**Directions for this task:** Report how many lines contain the word "JSON"; answer with the number only.
______________________________
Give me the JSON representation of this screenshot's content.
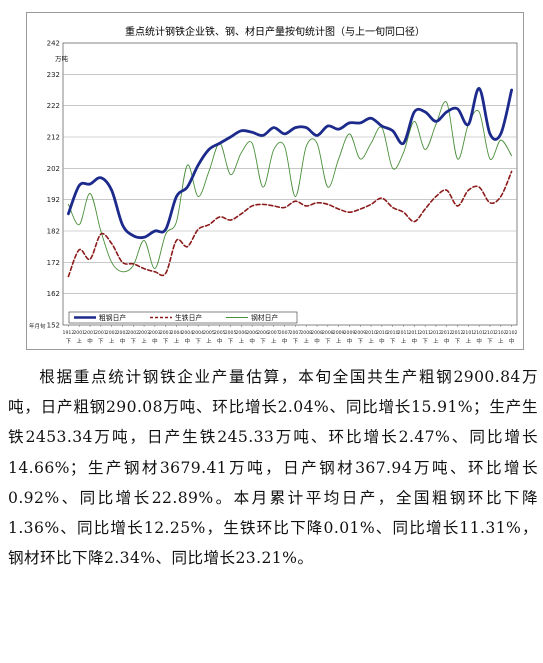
{
  "chart_data": {
    "type": "line",
    "title": "重点统计钢铁企业铁、钢、材日产量按旬统计图（与上一旬同口径）",
    "unit_label": "万吨",
    "date_caption": "年月旬",
    "ylim": [
      152,
      242
    ],
    "yticks": [
      152,
      162,
      172,
      182,
      192,
      202,
      212,
      222,
      232,
      242
    ],
    "grid": true,
    "legend_position": "bottom-left",
    "x_months": [
      "1912",
      "2001",
      "2001",
      "2001",
      "2002",
      "2002",
      "2002",
      "2003",
      "2003",
      "2003",
      "2004",
      "2004",
      "2004",
      "2005",
      "2005",
      "2005",
      "2006",
      "2006",
      "2006",
      "2007",
      "2007",
      "2007",
      "2008",
      "2008",
      "2008",
      "2009",
      "2009",
      "2009",
      "2010",
      "2010",
      "2010",
      "2011",
      "2011",
      "2011",
      "2012",
      "2012",
      "2012",
      "2101",
      "2101",
      "2101",
      "2102",
      "2102"
    ],
    "x_periods": [
      "下",
      "上",
      "中",
      "下",
      "上",
      "中",
      "下",
      "上",
      "中",
      "下",
      "上",
      "中",
      "下",
      "上",
      "中",
      "下",
      "上",
      "中",
      "下",
      "上",
      "中",
      "下",
      "上",
      "中",
      "下",
      "上",
      "中",
      "下",
      "上",
      "中",
      "下",
      "上",
      "中",
      "下",
      "上",
      "中",
      "下",
      "上",
      "中",
      "下",
      "上",
      "中"
    ],
    "series": [
      {
        "name": "粗钢日产",
        "color": "#1c2a8c",
        "style": "solid-thick",
        "values": [
          187.5,
          196.5,
          197,
          199,
          195,
          184,
          180.5,
          180,
          182,
          182.5,
          193,
          196,
          203,
          208,
          210,
          212,
          214,
          213.5,
          212.5,
          215,
          213,
          215,
          215,
          212.5,
          215.5,
          214.5,
          216.5,
          216.5,
          218,
          215.5,
          214,
          210,
          220,
          220,
          217,
          220,
          221,
          216,
          227.5,
          213,
          213,
          227
        ]
      },
      {
        "name": "生铁日产",
        "color": "#8b1a1a",
        "style": "dashed",
        "values": [
          167.5,
          176,
          173,
          181,
          178,
          172,
          171.5,
          170,
          169,
          168.5,
          179,
          177,
          182.5,
          184,
          186.5,
          185.5,
          187.5,
          190,
          190.5,
          190,
          189.5,
          191.5,
          190,
          191,
          190.5,
          189,
          188,
          189,
          190.5,
          192.5,
          189.5,
          188,
          185,
          189,
          193,
          195,
          190,
          195,
          196,
          191,
          193,
          201
        ]
      },
      {
        "name": "钢材日产",
        "color": "#4a8f3a",
        "style": "solid-thin",
        "values": [
          190.5,
          184,
          194,
          182,
          172,
          169,
          171,
          179,
          170,
          181,
          185,
          203,
          193,
          201,
          210,
          200,
          207,
          210,
          196,
          208,
          209,
          193,
          209,
          210,
          196,
          205,
          213,
          205,
          210,
          215,
          202,
          207,
          217,
          208,
          216,
          223,
          205,
          216,
          220,
          205,
          211,
          206
        ]
      }
    ]
  },
  "article": {
    "text": "根据重点统计钢铁企业产量估算，本旬全国共生产粗钢2900.84万吨，日产粗钢290.08万吨、环比增长2.04%、同比增长15.91%；生产生铁2453.34万吨，日产生铁245.33万吨、环比增长2.47%、同比增长14.66%；生产钢材3679.41万吨，日产钢材367.94万吨、环比增长0.92%、同比增长22.89%。本月累计平均日产，全国粗钢环比下降1.36%、同比增长12.25%，生铁环比下降0.01%、同比增长11.31%，钢材环比下降2.34%、同比增长23.21%。"
  }
}
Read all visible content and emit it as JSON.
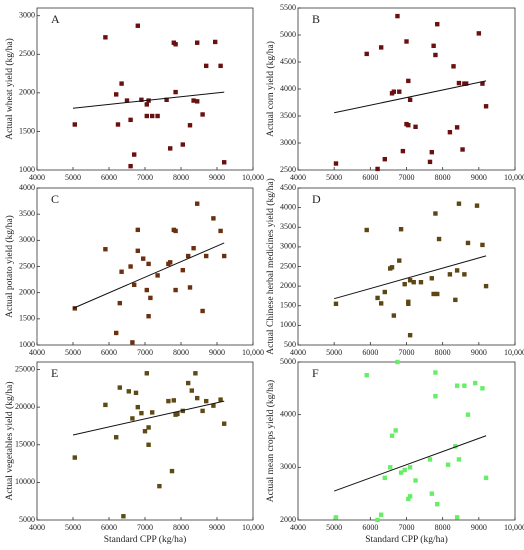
{
  "chart_data": [
    {
      "type": "scatter",
      "label": "A",
      "ylabel": "Actual wheat yield (kg/ha)",
      "color": "#6b1010",
      "xlim": [
        4000,
        10000
      ],
      "xticks": [
        4000,
        5000,
        6000,
        7000,
        8000,
        9000,
        {
          "value": 10000,
          "label": "10,000"
        }
      ],
      "ylim": [
        1000,
        3100
      ],
      "yticks": [
        1000,
        1500,
        2000,
        2500,
        3000
      ],
      "x": [
        5050,
        5900,
        6200,
        6350,
        6250,
        6500,
        6600,
        6700,
        6800,
        6900,
        7050,
        7050,
        7100,
        7200,
        7350,
        7600,
        7700,
        7800,
        7850,
        7850,
        8050,
        8250,
        8350,
        8450,
        8450,
        8600,
        8700,
        8950,
        9100,
        9200,
        6600
      ],
      "values": [
        1590,
        2720,
        1980,
        2120,
        1590,
        1900,
        1650,
        1200,
        2870,
        1910,
        1700,
        1850,
        1900,
        1700,
        1700,
        1910,
        1280,
        2650,
        2630,
        2010,
        1330,
        1580,
        1900,
        1890,
        2650,
        1720,
        2350,
        2660,
        2350,
        1100,
        1050
      ],
      "trendline": {
        "x": [
          5000,
          9200
        ],
        "y": [
          1800,
          2010
        ]
      }
    },
    {
      "type": "scatter",
      "label": "B",
      "ylabel": "Actual corn yield (kg/ha)",
      "color": "#6b1010",
      "xlim": [
        4000,
        10000
      ],
      "xticks": [
        4000,
        5000,
        6000,
        7000,
        8000,
        9000,
        {
          "value": 10000,
          "label": "10,000"
        }
      ],
      "ylim": [
        2500,
        5500
      ],
      "yticks": [
        2500,
        3000,
        3500,
        4000,
        4500,
        5000,
        5500
      ],
      "x": [
        5050,
        5900,
        6200,
        6300,
        6400,
        6600,
        6650,
        6750,
        6800,
        6900,
        7000,
        7000,
        7050,
        7100,
        7250,
        7750,
        7800,
        7850,
        7700,
        7650,
        8200,
        8300,
        8400,
        8450,
        8550,
        8600,
        8650,
        9000,
        9100,
        9200,
        7050
      ],
      "values": [
        2620,
        4650,
        2520,
        4770,
        2700,
        3920,
        3950,
        5350,
        3950,
        2850,
        4880,
        3350,
        4150,
        3800,
        3300,
        4800,
        4630,
        5200,
        2830,
        2650,
        3200,
        4420,
        3290,
        4110,
        2880,
        4100,
        4100,
        5030,
        4100,
        3680,
        3330
      ],
      "trendline": {
        "x": [
          5000,
          9200
        ],
        "y": [
          3560,
          4150
        ]
      }
    },
    {
      "type": "scatter",
      "label": "C",
      "ylabel": "Actual potato yield (kg/ha)",
      "color": "#6b3010",
      "xlim": [
        4000,
        10000
      ],
      "xticks": [
        4000,
        5000,
        6000,
        7000,
        8000,
        9000,
        {
          "value": 10000,
          "label": "10,000"
        }
      ],
      "ylim": [
        1000,
        4000
      ],
      "yticks": [
        1000,
        1500,
        2000,
        2500,
        3000,
        3500,
        4000
      ],
      "x": [
        5050,
        5900,
        6200,
        6300,
        6350,
        6600,
        6650,
        6700,
        6800,
        6800,
        6950,
        7050,
        7100,
        7150,
        7100,
        7350,
        7700,
        7800,
        7850,
        7850,
        8050,
        8200,
        8250,
        8350,
        8450,
        8600,
        8700,
        8900,
        9100,
        9200,
        7650
      ],
      "values": [
        1700,
        2830,
        1230,
        1800,
        2400,
        2500,
        1050,
        2150,
        2800,
        3200,
        2650,
        2050,
        1550,
        1900,
        2550,
        2330,
        2580,
        3200,
        3180,
        2050,
        2430,
        2700,
        2100,
        2850,
        3700,
        1650,
        2700,
        3420,
        3180,
        2700,
        2550
      ],
      "trendline": {
        "x": [
          5000,
          9200
        ],
        "y": [
          1700,
          2950
        ]
      }
    },
    {
      "type": "scatter",
      "label": "D",
      "ylabel": "Actual Chinese herbal medicines yield (kg/ha)",
      "color": "#5e4514",
      "xlim": [
        4000,
        10000
      ],
      "xticks": [
        4000,
        5000,
        6000,
        7000,
        8000,
        9000,
        {
          "value": 10000,
          "label": "10,000"
        }
      ],
      "ylim": [
        500,
        4500
      ],
      "yticks": [
        500,
        1000,
        1500,
        2000,
        2500,
        3000,
        3500,
        4000,
        4500
      ],
      "x": [
        5050,
        5900,
        6200,
        6300,
        6400,
        6550,
        6600,
        6650,
        6800,
        6850,
        6950,
        7050,
        7100,
        7100,
        7200,
        7400,
        7700,
        7750,
        7800,
        7850,
        7900,
        8200,
        8350,
        8400,
        8450,
        8600,
        8700,
        8950,
        9100,
        9200,
        7050
      ],
      "values": [
        1550,
        3430,
        1700,
        1560,
        1850,
        2450,
        2480,
        1250,
        2650,
        3450,
        2050,
        1550,
        750,
        2150,
        2100,
        2100,
        2200,
        1800,
        3850,
        1800,
        3200,
        2300,
        1650,
        2400,
        4100,
        2300,
        3100,
        4050,
        3050,
        2000,
        1600
      ],
      "trendline": {
        "x": [
          5000,
          9200
        ],
        "y": [
          1680,
          2770
        ]
      }
    },
    {
      "type": "scatter",
      "label": "E",
      "xlabel": "Standard CPP (kg/ha)",
      "ylabel": "Actual vegetables yield (kg/ha)",
      "color": "#5e4a14",
      "xlim": [
        4000,
        10000
      ],
      "xticks": [
        4000,
        5000,
        6000,
        7000,
        8000,
        9000,
        {
          "value": 10000,
          "label": "10,000"
        }
      ],
      "ylim": [
        5000,
        26000
      ],
      "yticks": [
        5000,
        10000,
        15000,
        20000,
        25000
      ],
      "x": [
        5050,
        5900,
        6200,
        6300,
        6400,
        6550,
        6650,
        6750,
        6800,
        6900,
        7000,
        7100,
        7050,
        7100,
        7200,
        7400,
        7650,
        7750,
        7800,
        7850,
        8050,
        8200,
        8300,
        8400,
        8450,
        8600,
        8700,
        8900,
        9100,
        9200,
        7900
      ],
      "values": [
        13300,
        20300,
        16000,
        22600,
        5500,
        22100,
        18500,
        21900,
        20000,
        19200,
        16800,
        17300,
        24500,
        15000,
        19300,
        9500,
        20800,
        11500,
        20900,
        19000,
        19500,
        23200,
        22200,
        24500,
        21200,
        19500,
        20800,
        20200,
        21000,
        17800,
        19100
      ],
      "trendline": {
        "x": [
          5000,
          9200
        ],
        "y": [
          16300,
          20800
        ]
      }
    },
    {
      "type": "scatter",
      "label": "F",
      "xlabel": "Standard CPP (kg/ha)",
      "ylabel": "Actual mean crops yield (kg/ha)",
      "color": "#66ee66",
      "xlim": [
        4000,
        10000
      ],
      "xticks": [
        4000,
        5000,
        6000,
        7000,
        8000,
        9000,
        {
          "value": 10000,
          "label": "10,000"
        }
      ],
      "ylim": [
        2000,
        5000
      ],
      "yticks": [
        2000,
        3000,
        4000,
        5000
      ],
      "x": [
        5050,
        5900,
        6200,
        6300,
        6400,
        6550,
        6600,
        6700,
        6750,
        6850,
        6950,
        7050,
        7100,
        7100,
        7250,
        7650,
        7700,
        7800,
        7800,
        7850,
        8150,
        8350,
        8400,
        8450,
        8600,
        8700,
        8900,
        9100,
        9200,
        8400
      ],
      "values": [
        2050,
        4750,
        2000,
        2100,
        2800,
        3000,
        3600,
        3700,
        5000,
        2900,
        2950,
        2400,
        2450,
        3000,
        2750,
        3150,
        2500,
        4800,
        4350,
        2300,
        3050,
        3400,
        2050,
        3150,
        4550,
        4000,
        4600,
        4500,
        2800,
        4550
      ],
      "trendline": {
        "x": [
          5000,
          9200
        ],
        "y": [
          2550,
          3600
        ]
      }
    }
  ]
}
______________________________
**Answer to the task:** 2